-- START OF MATERIAL PROVIDED --

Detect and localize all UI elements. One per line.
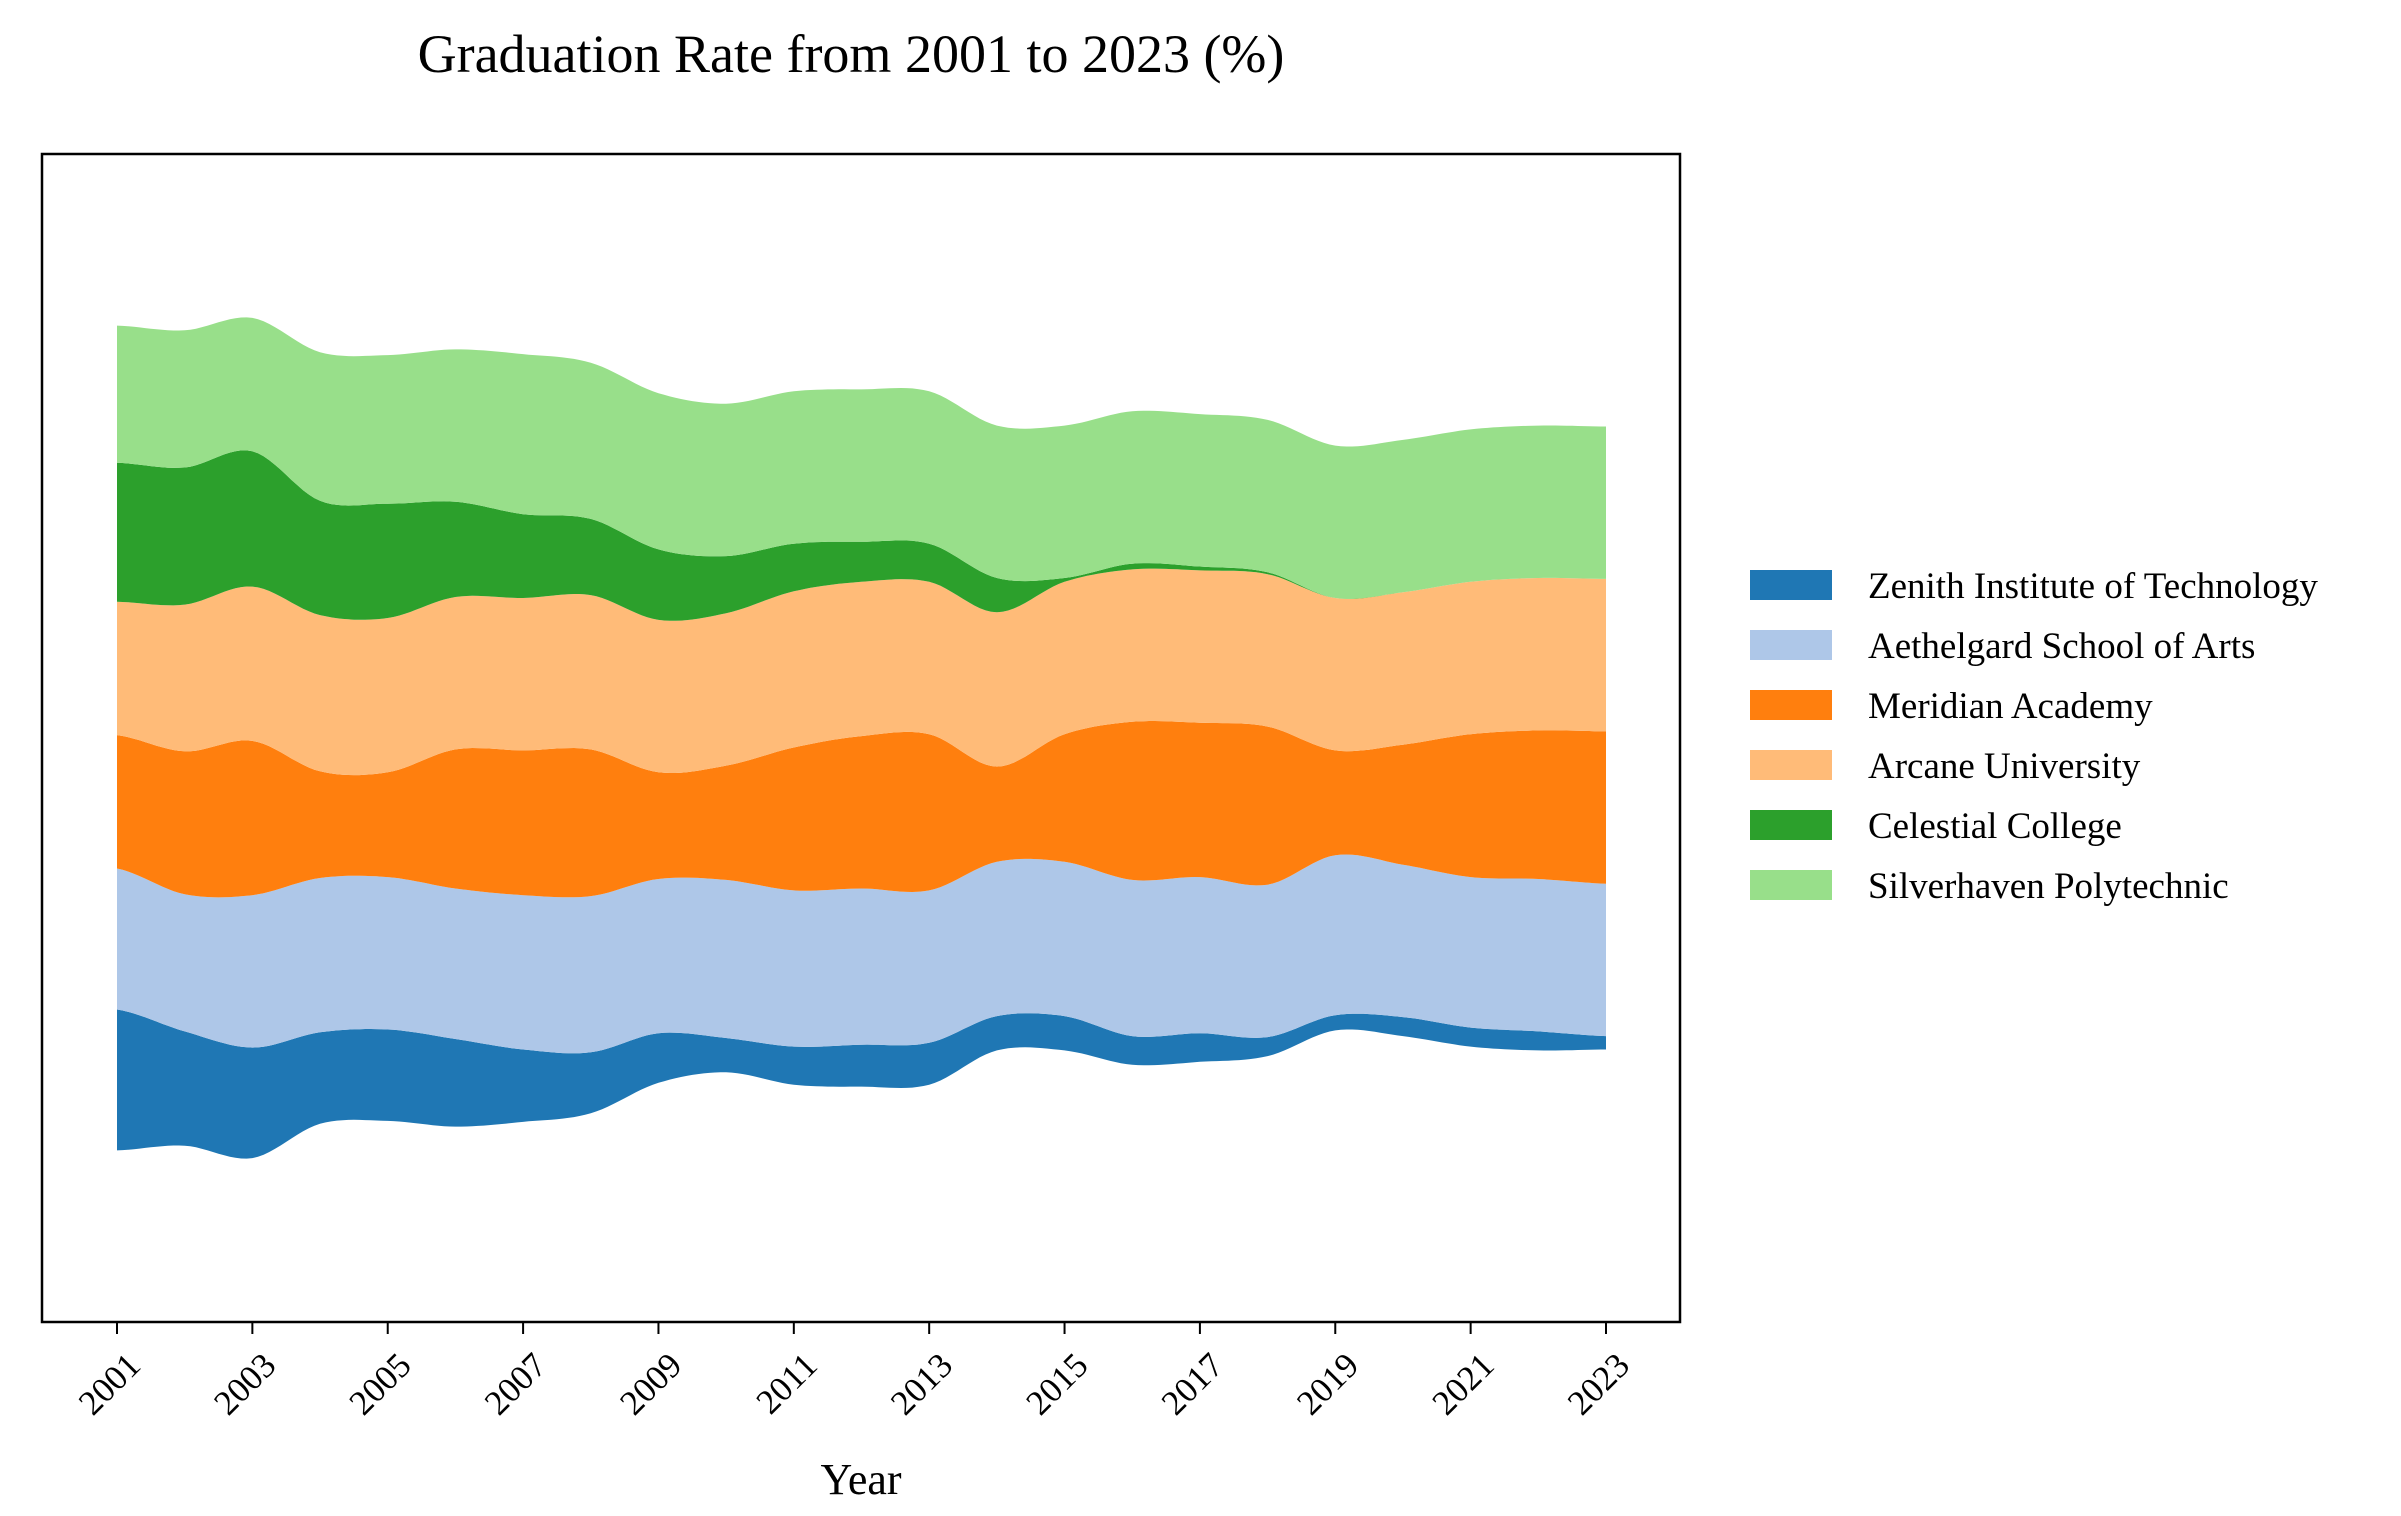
x-tick-label: 2023 xyxy=(1560,1345,1637,1422)
legend-swatch xyxy=(1750,870,1832,900)
stream-silverhaven-polytechnic xyxy=(117,317,1606,599)
legend-label: Celestial College xyxy=(1868,806,2122,847)
x-tick-label: 2021 xyxy=(1425,1345,1502,1422)
x-tick-label: 2011 xyxy=(749,1345,825,1421)
legend-swatch xyxy=(1750,690,1832,720)
legend-label: Arcane University xyxy=(1868,746,2141,787)
x-tick-label: 2003 xyxy=(206,1345,283,1422)
legend-label: Meridian Academy xyxy=(1868,686,2153,727)
legend-label: Silverhaven Polytechnic xyxy=(1868,866,2229,907)
x-tick-label: 2017 xyxy=(1154,1345,1231,1422)
legend-swatch xyxy=(1750,570,1832,600)
legend-label: Zenith Institute of Technology xyxy=(1868,566,2318,607)
legend-label: Aethelgard School of Arts xyxy=(1868,626,2255,667)
stream-meridian-academy xyxy=(117,721,1606,898)
x-tick-label: 2009 xyxy=(612,1345,689,1422)
legend: Zenith Institute of Technology Aethelgard… xyxy=(1750,566,2318,907)
stream-areas xyxy=(117,317,1606,1159)
x-tick-label: 2013 xyxy=(883,1345,960,1422)
x-axis-label: Year xyxy=(820,1455,901,1504)
stream-aethelgard-school-of-arts xyxy=(117,854,1606,1054)
x-tick-label: 2019 xyxy=(1289,1345,1366,1422)
legend-swatch xyxy=(1750,630,1832,660)
stream-zenith-institute-of-technology xyxy=(117,1009,1606,1159)
x-tick-label: 2001 xyxy=(71,1345,148,1422)
stream-arcane-university xyxy=(117,568,1606,776)
x-axis-ticks: 2001 2003 2005 2007 2009 2011 2013 2015 2017 2019… xyxy=(71,1322,1637,1422)
legend-swatch xyxy=(1750,810,1832,840)
x-tick-label: 2015 xyxy=(1018,1345,1095,1422)
plot-frame xyxy=(40,152,1682,1324)
legend-swatch xyxy=(1750,750,1832,780)
chart-title: Graduation Rate from 2001 to 2023 (%) xyxy=(418,24,1285,84)
stream-celestial-college xyxy=(117,450,1606,621)
x-tick-label: 2007 xyxy=(477,1345,554,1422)
x-tick-label: 2005 xyxy=(342,1345,419,1422)
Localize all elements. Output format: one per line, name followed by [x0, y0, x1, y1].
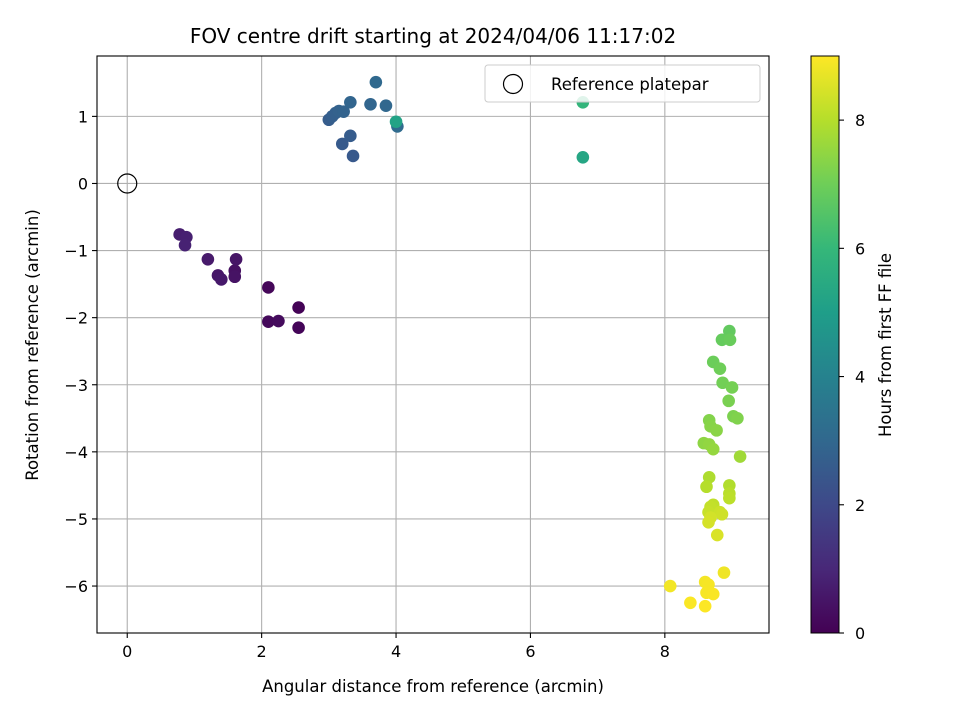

-- END OF MATERIAL PROVIDED --

# STATED GOAL:
Can you render the lines of the records starting at the line that contains "x-tick-label: 2023 xyxy=(1560,1345,1637,1422)" and ending at the line that contains "x-tick-label: 2017 xyxy=(1154,1345,1231,1422)" as a Markdown table? Use the columns Row and Record line, and leave out any blank lines.

# WRITTEN SOLUTION:
| Row | Record line |
|---|---|
| 1 | x-tick-label: 2023 xyxy=(1560,1345,1637,1422) |
| 2 | legend-swatch xyxy=(1750,870,1832,900) |
| 3 | stream-silverhaven-polytechnic xyxy=(117,317,1606,599) |
| 4 | legend-label: Celestial College xyxy=(1868,806,2122,847) |
| 5 | x-tick-label: 2021 xyxy=(1425,1345,1502,1422) |
| 6 | x-tick-label: 2011 xyxy=(749,1345,825,1421) |
| 7 | legend-swatch xyxy=(1750,690,1832,720) |
| 8 | legend-label: Arcane University xyxy=(1868,746,2141,787) |
| 9 | x-tick-label: 2003 xyxy=(206,1345,283,1422) |
| 10 | legend-label: Meridian Academy xyxy=(1868,686,2153,727) |
| 11 | legend-label: Silverhaven Polytechnic xyxy=(1868,866,2229,907) |
| 12 | x-tick-label: 2017 xyxy=(1154,1345,1231,1422) |